>>>>>

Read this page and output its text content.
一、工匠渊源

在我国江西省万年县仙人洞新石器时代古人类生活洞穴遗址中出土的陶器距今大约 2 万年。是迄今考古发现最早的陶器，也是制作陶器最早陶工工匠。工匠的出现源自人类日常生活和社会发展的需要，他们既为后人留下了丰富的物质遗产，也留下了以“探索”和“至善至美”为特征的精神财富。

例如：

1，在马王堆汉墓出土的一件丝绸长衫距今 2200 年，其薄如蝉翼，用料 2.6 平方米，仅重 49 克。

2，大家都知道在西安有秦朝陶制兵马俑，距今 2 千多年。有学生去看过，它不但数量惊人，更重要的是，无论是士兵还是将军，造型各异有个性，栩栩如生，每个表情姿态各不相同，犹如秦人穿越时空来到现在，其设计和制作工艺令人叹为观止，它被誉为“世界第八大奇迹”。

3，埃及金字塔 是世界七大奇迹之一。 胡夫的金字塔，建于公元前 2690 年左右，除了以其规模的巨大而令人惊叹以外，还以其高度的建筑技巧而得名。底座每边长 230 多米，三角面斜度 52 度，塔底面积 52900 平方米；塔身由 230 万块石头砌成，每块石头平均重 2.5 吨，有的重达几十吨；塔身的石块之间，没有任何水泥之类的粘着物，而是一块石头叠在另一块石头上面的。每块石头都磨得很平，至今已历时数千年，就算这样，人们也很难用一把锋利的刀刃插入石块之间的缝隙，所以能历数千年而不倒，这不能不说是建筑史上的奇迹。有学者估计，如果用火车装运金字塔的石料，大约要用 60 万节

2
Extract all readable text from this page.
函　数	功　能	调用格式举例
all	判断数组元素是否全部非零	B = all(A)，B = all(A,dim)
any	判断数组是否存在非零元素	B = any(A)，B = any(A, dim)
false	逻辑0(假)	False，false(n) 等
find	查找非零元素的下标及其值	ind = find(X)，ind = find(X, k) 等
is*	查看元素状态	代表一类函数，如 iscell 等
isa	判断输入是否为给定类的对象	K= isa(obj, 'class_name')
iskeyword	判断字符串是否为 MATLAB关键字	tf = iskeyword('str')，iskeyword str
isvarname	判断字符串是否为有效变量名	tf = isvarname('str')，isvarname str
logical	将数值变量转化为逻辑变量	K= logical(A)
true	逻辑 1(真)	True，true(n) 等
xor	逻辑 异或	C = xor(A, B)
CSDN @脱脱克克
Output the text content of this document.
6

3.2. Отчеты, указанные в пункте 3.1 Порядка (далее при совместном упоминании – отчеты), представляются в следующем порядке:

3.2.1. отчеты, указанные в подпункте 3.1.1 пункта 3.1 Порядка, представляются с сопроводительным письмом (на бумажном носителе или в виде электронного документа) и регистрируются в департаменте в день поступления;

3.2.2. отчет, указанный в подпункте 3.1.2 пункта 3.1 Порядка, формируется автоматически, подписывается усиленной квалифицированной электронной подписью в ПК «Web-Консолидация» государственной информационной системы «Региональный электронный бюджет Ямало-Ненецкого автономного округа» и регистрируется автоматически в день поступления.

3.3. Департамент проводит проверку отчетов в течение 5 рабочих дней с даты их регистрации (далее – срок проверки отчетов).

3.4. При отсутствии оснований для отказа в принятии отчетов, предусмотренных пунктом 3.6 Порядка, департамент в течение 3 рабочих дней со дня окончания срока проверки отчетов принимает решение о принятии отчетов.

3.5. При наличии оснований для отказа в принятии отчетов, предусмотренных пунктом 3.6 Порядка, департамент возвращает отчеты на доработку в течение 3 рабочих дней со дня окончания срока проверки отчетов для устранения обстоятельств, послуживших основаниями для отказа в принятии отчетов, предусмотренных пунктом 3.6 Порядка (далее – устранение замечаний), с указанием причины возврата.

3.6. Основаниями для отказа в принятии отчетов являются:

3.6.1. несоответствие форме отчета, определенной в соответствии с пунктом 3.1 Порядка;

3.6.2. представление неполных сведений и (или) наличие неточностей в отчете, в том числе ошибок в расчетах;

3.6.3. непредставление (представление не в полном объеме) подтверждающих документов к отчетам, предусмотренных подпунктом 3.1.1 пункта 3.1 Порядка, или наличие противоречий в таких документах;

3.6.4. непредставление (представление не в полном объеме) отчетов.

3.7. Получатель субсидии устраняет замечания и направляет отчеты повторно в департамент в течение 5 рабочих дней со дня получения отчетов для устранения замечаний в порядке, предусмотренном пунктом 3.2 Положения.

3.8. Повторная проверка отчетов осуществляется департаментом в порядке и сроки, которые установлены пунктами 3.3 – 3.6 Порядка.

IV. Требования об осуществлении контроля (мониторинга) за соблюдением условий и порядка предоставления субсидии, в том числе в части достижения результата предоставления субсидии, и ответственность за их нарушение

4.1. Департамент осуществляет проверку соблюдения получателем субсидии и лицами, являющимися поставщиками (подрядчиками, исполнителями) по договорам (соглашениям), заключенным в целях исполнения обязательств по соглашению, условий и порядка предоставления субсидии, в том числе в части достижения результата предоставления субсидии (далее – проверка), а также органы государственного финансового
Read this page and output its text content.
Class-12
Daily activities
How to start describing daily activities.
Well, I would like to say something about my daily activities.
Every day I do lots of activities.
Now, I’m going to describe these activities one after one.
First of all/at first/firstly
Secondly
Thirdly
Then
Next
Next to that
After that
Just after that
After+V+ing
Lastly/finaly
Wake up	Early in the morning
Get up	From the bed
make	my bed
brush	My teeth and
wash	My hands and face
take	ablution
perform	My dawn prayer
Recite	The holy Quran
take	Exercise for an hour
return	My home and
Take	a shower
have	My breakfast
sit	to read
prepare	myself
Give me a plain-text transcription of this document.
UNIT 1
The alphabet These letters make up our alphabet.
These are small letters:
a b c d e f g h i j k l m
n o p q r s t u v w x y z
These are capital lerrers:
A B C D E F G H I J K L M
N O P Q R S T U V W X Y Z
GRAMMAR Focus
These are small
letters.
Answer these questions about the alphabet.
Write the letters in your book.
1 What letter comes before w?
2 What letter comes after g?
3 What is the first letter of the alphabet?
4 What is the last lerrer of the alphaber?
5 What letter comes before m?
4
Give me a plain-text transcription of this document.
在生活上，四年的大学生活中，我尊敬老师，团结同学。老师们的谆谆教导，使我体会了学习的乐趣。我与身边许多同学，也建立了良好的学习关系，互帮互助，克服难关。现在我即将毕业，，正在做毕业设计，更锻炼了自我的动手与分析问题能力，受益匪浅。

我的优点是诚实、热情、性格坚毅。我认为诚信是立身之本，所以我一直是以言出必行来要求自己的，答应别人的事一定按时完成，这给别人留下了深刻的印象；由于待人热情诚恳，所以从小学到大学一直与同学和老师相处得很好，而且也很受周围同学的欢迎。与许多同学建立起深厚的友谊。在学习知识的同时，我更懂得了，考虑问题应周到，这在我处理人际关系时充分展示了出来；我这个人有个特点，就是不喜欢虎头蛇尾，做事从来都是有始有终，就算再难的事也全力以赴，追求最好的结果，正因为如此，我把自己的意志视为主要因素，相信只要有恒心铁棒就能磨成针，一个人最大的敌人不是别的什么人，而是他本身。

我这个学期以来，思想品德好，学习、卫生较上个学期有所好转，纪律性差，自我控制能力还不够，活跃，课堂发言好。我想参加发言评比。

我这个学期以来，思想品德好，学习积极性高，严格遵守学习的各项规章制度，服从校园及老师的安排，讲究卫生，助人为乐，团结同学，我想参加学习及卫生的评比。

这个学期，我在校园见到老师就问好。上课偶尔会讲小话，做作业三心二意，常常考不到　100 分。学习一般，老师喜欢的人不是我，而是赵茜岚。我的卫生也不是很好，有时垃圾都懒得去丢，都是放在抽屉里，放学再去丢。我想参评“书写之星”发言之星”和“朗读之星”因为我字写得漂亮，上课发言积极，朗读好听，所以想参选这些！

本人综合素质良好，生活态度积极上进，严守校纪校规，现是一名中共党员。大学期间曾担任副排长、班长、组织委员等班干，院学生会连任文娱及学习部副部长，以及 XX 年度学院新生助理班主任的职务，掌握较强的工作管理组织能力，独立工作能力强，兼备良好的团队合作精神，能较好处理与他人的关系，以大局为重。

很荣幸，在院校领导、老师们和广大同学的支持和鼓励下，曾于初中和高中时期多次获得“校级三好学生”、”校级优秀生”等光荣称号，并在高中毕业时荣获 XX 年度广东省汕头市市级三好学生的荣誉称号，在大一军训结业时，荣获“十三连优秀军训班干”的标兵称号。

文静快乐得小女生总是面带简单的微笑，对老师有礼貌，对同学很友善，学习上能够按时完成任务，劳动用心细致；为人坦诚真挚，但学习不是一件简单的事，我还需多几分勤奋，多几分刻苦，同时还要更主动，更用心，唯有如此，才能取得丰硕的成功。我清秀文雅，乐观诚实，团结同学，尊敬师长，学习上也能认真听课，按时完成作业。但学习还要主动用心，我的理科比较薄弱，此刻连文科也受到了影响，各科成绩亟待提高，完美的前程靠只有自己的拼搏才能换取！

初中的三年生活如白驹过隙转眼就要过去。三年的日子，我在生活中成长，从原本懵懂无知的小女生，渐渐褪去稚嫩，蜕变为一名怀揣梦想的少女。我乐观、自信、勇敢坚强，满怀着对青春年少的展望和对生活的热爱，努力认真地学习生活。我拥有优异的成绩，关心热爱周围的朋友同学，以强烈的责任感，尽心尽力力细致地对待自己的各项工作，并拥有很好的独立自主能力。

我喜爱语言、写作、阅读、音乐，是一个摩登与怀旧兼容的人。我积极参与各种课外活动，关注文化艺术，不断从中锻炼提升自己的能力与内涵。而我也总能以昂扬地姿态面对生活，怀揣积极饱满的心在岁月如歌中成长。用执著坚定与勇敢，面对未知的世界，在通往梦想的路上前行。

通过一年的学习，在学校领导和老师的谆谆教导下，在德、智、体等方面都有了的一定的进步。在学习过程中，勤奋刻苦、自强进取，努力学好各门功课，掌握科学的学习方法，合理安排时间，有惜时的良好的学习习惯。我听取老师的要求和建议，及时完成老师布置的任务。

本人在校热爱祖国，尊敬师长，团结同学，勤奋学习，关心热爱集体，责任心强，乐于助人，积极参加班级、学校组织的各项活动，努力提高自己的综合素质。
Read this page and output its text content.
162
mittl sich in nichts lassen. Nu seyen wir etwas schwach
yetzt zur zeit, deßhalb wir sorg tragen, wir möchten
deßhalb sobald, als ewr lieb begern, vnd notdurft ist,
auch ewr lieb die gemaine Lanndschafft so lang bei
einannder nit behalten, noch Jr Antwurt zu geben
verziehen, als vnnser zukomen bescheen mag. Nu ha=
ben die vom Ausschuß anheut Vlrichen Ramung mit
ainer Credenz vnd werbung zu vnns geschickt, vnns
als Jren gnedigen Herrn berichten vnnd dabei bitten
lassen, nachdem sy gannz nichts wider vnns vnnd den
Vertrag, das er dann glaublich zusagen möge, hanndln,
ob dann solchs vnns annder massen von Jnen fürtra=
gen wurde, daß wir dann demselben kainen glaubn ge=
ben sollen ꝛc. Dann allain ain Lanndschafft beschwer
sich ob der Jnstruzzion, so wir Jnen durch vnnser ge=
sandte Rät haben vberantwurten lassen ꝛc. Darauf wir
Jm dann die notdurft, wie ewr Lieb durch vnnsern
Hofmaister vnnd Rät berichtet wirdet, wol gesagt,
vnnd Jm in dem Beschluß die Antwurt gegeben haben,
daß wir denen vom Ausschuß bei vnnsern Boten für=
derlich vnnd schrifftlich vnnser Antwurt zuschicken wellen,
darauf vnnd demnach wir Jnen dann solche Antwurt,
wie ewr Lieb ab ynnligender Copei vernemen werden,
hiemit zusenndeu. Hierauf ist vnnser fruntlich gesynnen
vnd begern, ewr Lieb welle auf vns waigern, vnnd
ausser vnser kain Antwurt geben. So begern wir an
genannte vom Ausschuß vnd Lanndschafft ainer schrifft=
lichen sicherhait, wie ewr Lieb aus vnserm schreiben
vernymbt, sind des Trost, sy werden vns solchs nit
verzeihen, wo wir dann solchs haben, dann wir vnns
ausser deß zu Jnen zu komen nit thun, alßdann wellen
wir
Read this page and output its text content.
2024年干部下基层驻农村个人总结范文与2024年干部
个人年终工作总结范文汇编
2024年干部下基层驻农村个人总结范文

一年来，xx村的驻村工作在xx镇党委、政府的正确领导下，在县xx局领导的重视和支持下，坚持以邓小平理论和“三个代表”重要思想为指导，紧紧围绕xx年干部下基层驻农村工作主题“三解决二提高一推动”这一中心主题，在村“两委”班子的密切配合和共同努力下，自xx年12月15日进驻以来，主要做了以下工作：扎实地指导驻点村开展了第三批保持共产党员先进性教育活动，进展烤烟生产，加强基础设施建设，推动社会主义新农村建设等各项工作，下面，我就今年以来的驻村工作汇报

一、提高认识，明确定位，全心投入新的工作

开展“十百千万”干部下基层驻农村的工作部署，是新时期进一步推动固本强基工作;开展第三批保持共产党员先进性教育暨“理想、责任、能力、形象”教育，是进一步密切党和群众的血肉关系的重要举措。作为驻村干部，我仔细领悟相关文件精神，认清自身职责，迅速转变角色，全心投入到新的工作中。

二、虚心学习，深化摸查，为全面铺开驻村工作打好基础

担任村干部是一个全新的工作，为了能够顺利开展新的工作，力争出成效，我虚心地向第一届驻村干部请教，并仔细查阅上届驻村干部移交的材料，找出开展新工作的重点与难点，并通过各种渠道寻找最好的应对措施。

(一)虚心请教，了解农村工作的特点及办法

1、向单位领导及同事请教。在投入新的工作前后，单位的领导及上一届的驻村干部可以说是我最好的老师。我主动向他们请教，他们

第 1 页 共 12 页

<<<<<

TO BE DONE: Out of the preceding entries, pull every line containing the string "What".

WRITTEN SOLUTION:
1 What letter comes before w?
2 What letter comes after g?
3 What is the first letter of the alphabet?
4 What is the last lerrer of the alphaber?
5 What letter comes before m?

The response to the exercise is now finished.